— Data records —
[Start]
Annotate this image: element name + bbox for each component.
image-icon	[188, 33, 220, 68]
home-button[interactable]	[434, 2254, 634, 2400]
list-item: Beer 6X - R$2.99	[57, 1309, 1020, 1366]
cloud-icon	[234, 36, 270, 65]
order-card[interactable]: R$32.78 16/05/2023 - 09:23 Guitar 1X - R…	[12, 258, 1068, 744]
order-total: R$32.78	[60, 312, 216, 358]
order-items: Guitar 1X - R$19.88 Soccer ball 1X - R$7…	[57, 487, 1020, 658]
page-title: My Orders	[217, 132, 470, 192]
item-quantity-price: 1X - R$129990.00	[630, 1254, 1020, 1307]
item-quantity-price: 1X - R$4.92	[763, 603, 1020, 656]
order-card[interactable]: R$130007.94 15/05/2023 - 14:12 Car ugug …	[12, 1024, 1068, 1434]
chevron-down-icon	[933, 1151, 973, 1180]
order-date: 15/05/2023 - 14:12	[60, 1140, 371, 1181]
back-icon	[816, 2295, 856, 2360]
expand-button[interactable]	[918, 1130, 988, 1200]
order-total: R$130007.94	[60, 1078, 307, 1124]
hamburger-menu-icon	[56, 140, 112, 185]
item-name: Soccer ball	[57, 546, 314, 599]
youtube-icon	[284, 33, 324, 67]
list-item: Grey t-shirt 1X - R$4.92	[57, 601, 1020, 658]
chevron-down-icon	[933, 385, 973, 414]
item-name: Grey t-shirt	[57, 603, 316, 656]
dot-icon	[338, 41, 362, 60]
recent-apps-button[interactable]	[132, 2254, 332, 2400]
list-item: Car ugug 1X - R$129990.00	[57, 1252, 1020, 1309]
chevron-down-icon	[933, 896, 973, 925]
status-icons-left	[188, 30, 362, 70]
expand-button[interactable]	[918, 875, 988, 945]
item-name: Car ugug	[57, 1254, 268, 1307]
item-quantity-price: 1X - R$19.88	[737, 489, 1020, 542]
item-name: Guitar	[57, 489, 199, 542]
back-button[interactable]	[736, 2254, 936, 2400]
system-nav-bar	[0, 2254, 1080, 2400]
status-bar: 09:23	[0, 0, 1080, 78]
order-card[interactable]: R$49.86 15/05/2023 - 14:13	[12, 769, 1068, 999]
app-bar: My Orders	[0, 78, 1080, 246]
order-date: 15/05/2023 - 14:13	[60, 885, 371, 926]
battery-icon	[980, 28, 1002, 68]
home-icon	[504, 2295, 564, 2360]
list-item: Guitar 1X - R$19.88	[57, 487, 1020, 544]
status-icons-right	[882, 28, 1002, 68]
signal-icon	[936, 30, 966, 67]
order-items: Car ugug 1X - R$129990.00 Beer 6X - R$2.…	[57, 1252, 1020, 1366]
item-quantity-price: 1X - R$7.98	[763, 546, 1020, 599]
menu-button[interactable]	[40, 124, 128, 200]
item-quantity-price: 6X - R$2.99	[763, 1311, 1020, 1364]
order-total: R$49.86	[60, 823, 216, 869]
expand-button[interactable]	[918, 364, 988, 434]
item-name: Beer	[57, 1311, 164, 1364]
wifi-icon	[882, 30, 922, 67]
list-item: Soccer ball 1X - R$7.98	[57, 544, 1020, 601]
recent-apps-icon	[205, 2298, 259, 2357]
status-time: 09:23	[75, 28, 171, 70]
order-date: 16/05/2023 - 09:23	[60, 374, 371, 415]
[End]
— REQUEST —
Reproduce every line of the records above without any changes.

— OUTPUT —
Annotate this image: element name + bbox for each component.
image-icon	[188, 33, 220, 68]
home-button[interactable]	[434, 2254, 634, 2400]
list-item: Beer 6X - R$2.99	[57, 1309, 1020, 1366]
cloud-icon	[234, 36, 270, 65]
order-card[interactable]: R$32.78 16/05/2023 - 09:23 Guitar 1X - R…	[12, 258, 1068, 744]
order-total: R$32.78	[60, 312, 216, 358]
order-items: Guitar 1X - R$19.88 Soccer ball 1X - R$7…	[57, 487, 1020, 658]
page-title: My Orders	[217, 132, 470, 192]
item-quantity-price: 1X - R$129990.00	[630, 1254, 1020, 1307]
item-quantity-price: 1X - R$4.92	[763, 603, 1020, 656]
order-card[interactable]: R$130007.94 15/05/2023 - 14:12 Car ugug …	[12, 1024, 1068, 1434]
chevron-down-icon	[933, 1151, 973, 1180]
order-date: 15/05/2023 - 14:12	[60, 1140, 371, 1181]
back-icon	[816, 2295, 856, 2360]
expand-button[interactable]	[918, 1130, 988, 1200]
order-total: R$130007.94	[60, 1078, 307, 1124]
hamburger-menu-icon	[56, 140, 112, 185]
item-name: Soccer ball	[57, 546, 314, 599]
youtube-icon	[284, 33, 324, 67]
list-item: Grey t-shirt 1X - R$4.92	[57, 601, 1020, 658]
chevron-down-icon	[933, 385, 973, 414]
item-name: Grey t-shirt	[57, 603, 316, 656]
dot-icon	[338, 41, 362, 60]
recent-apps-button[interactable]	[132, 2254, 332, 2400]
list-item: Car ugug 1X - R$129990.00	[57, 1252, 1020, 1309]
chevron-down-icon	[933, 896, 973, 925]
status-icons-left	[188, 30, 362, 70]
expand-button[interactable]	[918, 875, 988, 945]
item-name: Car ugug	[57, 1254, 268, 1307]
item-quantity-price: 1X - R$19.88	[737, 489, 1020, 542]
item-name: Guitar	[57, 489, 199, 542]
back-button[interactable]	[736, 2254, 936, 2400]
system-nav-bar	[0, 2254, 1080, 2400]
status-bar: 09:23	[0, 0, 1080, 78]
order-card[interactable]: R$49.86 15/05/2023 - 14:13	[12, 769, 1068, 999]
app-bar: My Orders	[0, 78, 1080, 246]
order-date: 15/05/2023 - 14:13	[60, 885, 371, 926]
battery-icon	[980, 28, 1002, 68]
home-icon	[504, 2295, 564, 2360]
list-item: Guitar 1X - R$19.88	[57, 487, 1020, 544]
status-icons-right	[882, 28, 1002, 68]
signal-icon	[936, 30, 966, 67]
order-items: Car ugug 1X - R$129990.00 Beer 6X - R$2.…	[57, 1252, 1020, 1366]
item-quantity-price: 1X - R$7.98	[763, 546, 1020, 599]
menu-button[interactable]	[40, 124, 128, 200]
item-quantity-price: 6X - R$2.99	[763, 1311, 1020, 1364]
order-total: R$49.86	[60, 823, 216, 869]
expand-button[interactable]	[918, 364, 988, 434]
item-name: Beer	[57, 1311, 164, 1364]
wifi-icon	[882, 30, 922, 67]
list-item: Soccer ball 1X - R$7.98	[57, 544, 1020, 601]
recent-apps-icon	[205, 2298, 259, 2357]
status-time: 09:23	[75, 28, 171, 70]
order-date: 16/05/2023 - 09:23	[60, 374, 371, 415]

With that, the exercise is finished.